Your objective
Set down the full listing exactly, character for character.

•••

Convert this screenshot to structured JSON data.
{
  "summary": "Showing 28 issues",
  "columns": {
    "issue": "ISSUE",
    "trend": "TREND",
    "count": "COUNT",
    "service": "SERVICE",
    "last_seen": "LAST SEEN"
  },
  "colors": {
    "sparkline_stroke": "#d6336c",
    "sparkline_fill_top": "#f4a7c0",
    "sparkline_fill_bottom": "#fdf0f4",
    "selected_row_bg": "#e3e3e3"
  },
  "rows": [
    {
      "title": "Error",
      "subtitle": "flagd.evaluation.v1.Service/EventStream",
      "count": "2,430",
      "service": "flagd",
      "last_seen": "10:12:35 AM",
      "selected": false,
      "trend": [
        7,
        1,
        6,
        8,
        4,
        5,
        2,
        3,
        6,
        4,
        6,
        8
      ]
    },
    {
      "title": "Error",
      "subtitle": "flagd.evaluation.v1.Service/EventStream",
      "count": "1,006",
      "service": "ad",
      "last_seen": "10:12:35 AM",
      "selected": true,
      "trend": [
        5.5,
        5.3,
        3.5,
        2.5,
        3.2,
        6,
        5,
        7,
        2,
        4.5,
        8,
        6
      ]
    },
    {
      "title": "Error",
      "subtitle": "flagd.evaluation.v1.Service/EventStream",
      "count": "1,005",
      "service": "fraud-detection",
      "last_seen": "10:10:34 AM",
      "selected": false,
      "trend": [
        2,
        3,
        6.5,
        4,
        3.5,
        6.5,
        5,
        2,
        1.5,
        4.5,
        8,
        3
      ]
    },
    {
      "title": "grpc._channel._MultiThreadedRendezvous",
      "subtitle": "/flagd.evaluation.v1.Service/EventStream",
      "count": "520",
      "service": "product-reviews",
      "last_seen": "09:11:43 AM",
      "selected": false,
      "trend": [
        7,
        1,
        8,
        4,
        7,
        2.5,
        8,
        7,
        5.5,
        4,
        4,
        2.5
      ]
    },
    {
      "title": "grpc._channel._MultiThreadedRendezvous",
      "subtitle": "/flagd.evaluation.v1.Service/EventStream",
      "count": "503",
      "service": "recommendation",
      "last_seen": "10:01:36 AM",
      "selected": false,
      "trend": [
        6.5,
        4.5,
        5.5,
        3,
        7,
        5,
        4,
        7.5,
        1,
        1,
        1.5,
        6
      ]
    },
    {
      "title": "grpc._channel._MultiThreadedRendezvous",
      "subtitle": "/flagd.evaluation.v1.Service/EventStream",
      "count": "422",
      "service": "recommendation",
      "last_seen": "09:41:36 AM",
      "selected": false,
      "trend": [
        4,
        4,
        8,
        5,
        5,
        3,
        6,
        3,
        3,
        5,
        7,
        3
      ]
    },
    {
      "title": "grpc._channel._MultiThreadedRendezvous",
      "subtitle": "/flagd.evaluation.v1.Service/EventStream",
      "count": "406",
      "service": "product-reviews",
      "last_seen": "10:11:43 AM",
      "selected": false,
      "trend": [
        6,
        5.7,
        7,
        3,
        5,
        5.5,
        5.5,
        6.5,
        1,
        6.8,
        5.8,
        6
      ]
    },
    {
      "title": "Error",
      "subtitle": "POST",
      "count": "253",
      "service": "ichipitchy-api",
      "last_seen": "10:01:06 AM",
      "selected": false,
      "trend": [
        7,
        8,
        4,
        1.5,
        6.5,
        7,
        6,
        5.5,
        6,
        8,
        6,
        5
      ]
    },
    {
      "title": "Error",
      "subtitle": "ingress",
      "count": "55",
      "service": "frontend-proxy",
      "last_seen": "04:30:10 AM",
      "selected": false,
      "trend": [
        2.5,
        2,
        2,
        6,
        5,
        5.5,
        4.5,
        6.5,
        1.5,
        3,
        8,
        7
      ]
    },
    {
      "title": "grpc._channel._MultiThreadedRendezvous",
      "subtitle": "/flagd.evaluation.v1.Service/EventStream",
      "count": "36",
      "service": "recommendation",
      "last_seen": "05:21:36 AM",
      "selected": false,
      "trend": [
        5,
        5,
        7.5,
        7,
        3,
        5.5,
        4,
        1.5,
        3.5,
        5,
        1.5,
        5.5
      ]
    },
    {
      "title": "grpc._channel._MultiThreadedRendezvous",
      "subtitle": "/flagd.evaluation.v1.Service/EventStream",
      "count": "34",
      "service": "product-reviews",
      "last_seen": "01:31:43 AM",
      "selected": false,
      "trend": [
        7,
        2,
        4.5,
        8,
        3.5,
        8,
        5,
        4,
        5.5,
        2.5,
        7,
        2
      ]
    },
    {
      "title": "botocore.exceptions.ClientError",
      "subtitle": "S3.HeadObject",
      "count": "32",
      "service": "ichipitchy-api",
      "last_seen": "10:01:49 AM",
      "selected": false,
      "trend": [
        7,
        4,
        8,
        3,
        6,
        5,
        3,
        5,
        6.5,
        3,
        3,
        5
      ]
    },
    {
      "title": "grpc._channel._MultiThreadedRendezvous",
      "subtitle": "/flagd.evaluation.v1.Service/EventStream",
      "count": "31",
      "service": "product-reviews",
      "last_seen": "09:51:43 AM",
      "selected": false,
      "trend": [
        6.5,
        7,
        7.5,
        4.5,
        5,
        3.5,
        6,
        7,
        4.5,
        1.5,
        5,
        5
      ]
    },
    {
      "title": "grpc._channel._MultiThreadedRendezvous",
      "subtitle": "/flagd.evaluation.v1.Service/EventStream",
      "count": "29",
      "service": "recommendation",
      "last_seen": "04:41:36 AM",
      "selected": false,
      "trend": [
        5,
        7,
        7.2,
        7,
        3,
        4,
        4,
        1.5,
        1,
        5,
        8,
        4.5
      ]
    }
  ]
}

•••

Exercise answer
Convert this screenshot to structured JSON data.
{
  "summary": "Showing 28 issues",
  "columns": {
    "issue": "ISSUE",
    "trend": "TREND",
    "count": "COUNT",
    "service": "SERVICE",
    "last_seen": "LAST SEEN"
  },
  "colors": {
    "sparkline_stroke": "#d6336c",
    "sparkline_fill_top": "#f4a7c0",
    "sparkline_fill_bottom": "#fdf0f4",
    "selected_row_bg": "#e3e3e3"
  },
  "rows": [
    {
      "title": "Error",
      "subtitle": "flagd.evaluation.v1.Service/EventStream",
      "count": "2,430",
      "service": "flagd",
      "last_seen": "10:12:35 AM",
      "selected": false,
      "trend": [
        7,
        1,
        6,
        8,
        4,
        5,
        2,
        3,
        6,
        4,
        6,
        8
      ]
    },
    {
      "title": "Error",
      "subtitle": "flagd.evaluation.v1.Service/EventStream",
      "count": "1,006",
      "service": "ad",
      "last_seen": "10:12:35 AM",
      "selected": true,
      "trend": [
        5.5,
        5.3,
        3.5,
        2.5,
        3.2,
        6,
        5,
        7,
        2,
        4.5,
        8,
        6
      ]
    },
    {
      "title": "Error",
      "subtitle": "flagd.evaluation.v1.Service/EventStream",
      "count": "1,005",
      "service": "fraud-detection",
      "last_seen": "10:10:34 AM",
      "selected": false,
      "trend": [
        2,
        3,
        6.5,
        4,
        3.5,
        6.5,
        5,
        2,
        1.5,
        4.5,
        8,
        3
      ]
    },
    {
      "title": "grpc._channel._MultiThreadedRendezvous",
      "subtitle": "/flagd.evaluation.v1.Service/EventStream",
      "count": "520",
      "service": "product-reviews",
      "last_seen": "09:11:43 AM",
      "selected": false,
      "trend": [
        7,
        1,
        8,
        4,
        7,
        2.5,
        8,
        7,
        5.5,
        4,
        4,
        2.5
      ]
    },
    {
      "title": "grpc._channel._MultiThreadedRendezvous",
      "subtitle": "/flagd.evaluation.v1.Service/EventStream",
      "count": "503",
      "service": "recommendation",
      "last_seen": "10:01:36 AM",
      "selected": false,
      "trend": [
        6.5,
        4.5,
        5.5,
        3,
        7,
        5,
        4,
        7.5,
        1,
        1,
        1.5,
        6
      ]
    },
    {
      "title": "grpc._channel._MultiThreadedRendezvous",
      "subtitle": "/flagd.evaluation.v1.Service/EventStream",
      "count": "422",
      "service": "recommendation",
      "last_seen": "09:41:36 AM",
      "selected": false,
      "trend": [
        4,
        4,
        8,
        5,
        5,
        3,
        6,
        3,
        3,
        5,
        7,
        3
      ]
    },
    {
      "title": "grpc._channel._MultiThreadedRendezvous",
      "subtitle": "/flagd.evaluation.v1.Service/EventStream",
      "count": "406",
      "service": "product-reviews",
      "last_seen": "10:11:43 AM",
      "selected": false,
      "trend": [
        6,
        5.7,
        7,
        3,
        5,
        5.5,
        5.5,
        6.5,
        1,
        6.8,
        5.8,
        6
      ]
    },
    {
      "title": "Error",
      "subtitle": "POST",
      "count": "253",
      "service": "ichipitchy-api",
      "last_seen": "10:01:06 AM",
      "selected": false,
      "trend": [
        7,
        8,
        4,
        1.5,
        6.5,
        7,
        6,
        5.5,
        6,
        8,
        6,
        5
      ]
    },
    {
      "title": "Error",
      "subtitle": "ingress",
      "count": "55",
      "service": "frontend-proxy",
      "last_seen": "04:30:10 AM",
      "selected": false,
      "trend": [
        2.5,
        2,
        2,
        6,
        5,
        5.5,
        4.5,
        6.5,
        1.5,
        3,
        8,
        7
      ]
    },
    {
      "title": "grpc._channel._MultiThreadedRendezvous",
      "subtitle": "/flagd.evaluation.v1.Service/EventStream",
      "count": "36",
      "service": "recommendation",
      "last_seen": "05:21:36 AM",
      "selected": false,
      "trend": [
        5,
        5,
        7.5,
        7,
        3,
        5.5,
        4,
        1.5,
        3.5,
        5,
        1.5,
        5.5
      ]
    },
    {
      "title": "grpc._channel._MultiThreadedRendezvous",
      "subtitle": "/flagd.evaluation.v1.Service/EventStream",
      "count": "34",
      "service": "product-reviews",
      "last_seen": "01:31:43 AM",
      "selected": false,
      "trend": [
        7,
        2,
        4.5,
        8,
        3.5,
        8,
        5,
        4,
        5.5,
        2.5,
        7,
        2
      ]
    },
    {
      "title": "botocore.exceptions.ClientError",
      "subtitle": "S3.HeadObject",
      "count": "32",
      "service": "ichipitchy-api",
      "last_seen": "10:01:49 AM",
      "selected": false,
      "trend": [
        7,
        4,
        8,
        3,
        6,
        5,
        3,
        5,
        6.5,
        3,
        3,
        5
      ]
    },
    {
      "title": "grpc._channel._MultiThreadedRendezvous",
      "subtitle": "/flagd.evaluation.v1.Service/EventStream",
      "count": "31",
      "service": "product-reviews",
      "last_seen": "09:51:43 AM",
      "selected": false,
      "trend": [
        6.5,
        7,
        7.5,
        4.5,
        5,
        3.5,
        6,
        7,
        4.5,
        1.5,
        5,
        5
      ]
    },
    {
      "title": "grpc._channel._MultiThreadedRendezvous",
      "subtitle": "/flagd.evaluation.v1.Service/EventStream",
      "count": "29",
      "service": "recommendation",
      "last_seen": "04:41:36 AM",
      "selected": false,
      "trend": [
        5,
        7,
        7.2,
        7,
        3,
        4,
        4,
        1.5,
        1,
        5,
        8,
        4.5
      ]
    }
  ]
}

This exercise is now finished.